> Rows from a dataset
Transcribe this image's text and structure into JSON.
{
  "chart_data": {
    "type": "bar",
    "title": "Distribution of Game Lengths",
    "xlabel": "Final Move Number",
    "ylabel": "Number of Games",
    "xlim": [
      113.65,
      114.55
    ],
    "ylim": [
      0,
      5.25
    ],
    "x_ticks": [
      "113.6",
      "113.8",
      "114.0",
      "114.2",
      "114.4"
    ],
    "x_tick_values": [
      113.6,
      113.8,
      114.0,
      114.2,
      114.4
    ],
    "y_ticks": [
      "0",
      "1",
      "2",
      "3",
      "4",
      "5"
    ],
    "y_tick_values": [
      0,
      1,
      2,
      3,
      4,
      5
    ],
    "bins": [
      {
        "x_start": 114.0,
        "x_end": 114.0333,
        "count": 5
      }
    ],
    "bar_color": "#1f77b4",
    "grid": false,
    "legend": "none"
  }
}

> Aim of the exercise
Each of the records should be retyped exactly.

> Reply
Transcribe this image's text and structure into JSON.
{
  "chart_data": {
    "type": "bar",
    "title": "Distribution of Game Lengths",
    "xlabel": "Final Move Number",
    "ylabel": "Number of Games",
    "xlim": [
      113.65,
      114.55
    ],
    "ylim": [
      0,
      5.25
    ],
    "x_ticks": [
      "113.6",
      "113.8",
      "114.0",
      "114.2",
      "114.4"
    ],
    "x_tick_values": [
      113.6,
      113.8,
      114.0,
      114.2,
      114.4
    ],
    "y_ticks": [
      "0",
      "1",
      "2",
      "3",
      "4",
      "5"
    ],
    "y_tick_values": [
      0,
      1,
      2,
      3,
      4,
      5
    ],
    "bins": [
      {
        "x_start": 114.0,
        "x_end": 114.0333,
        "count": 5
      }
    ],
    "bar_color": "#1f77b4",
    "grid": false,
    "legend": "none"
  }
}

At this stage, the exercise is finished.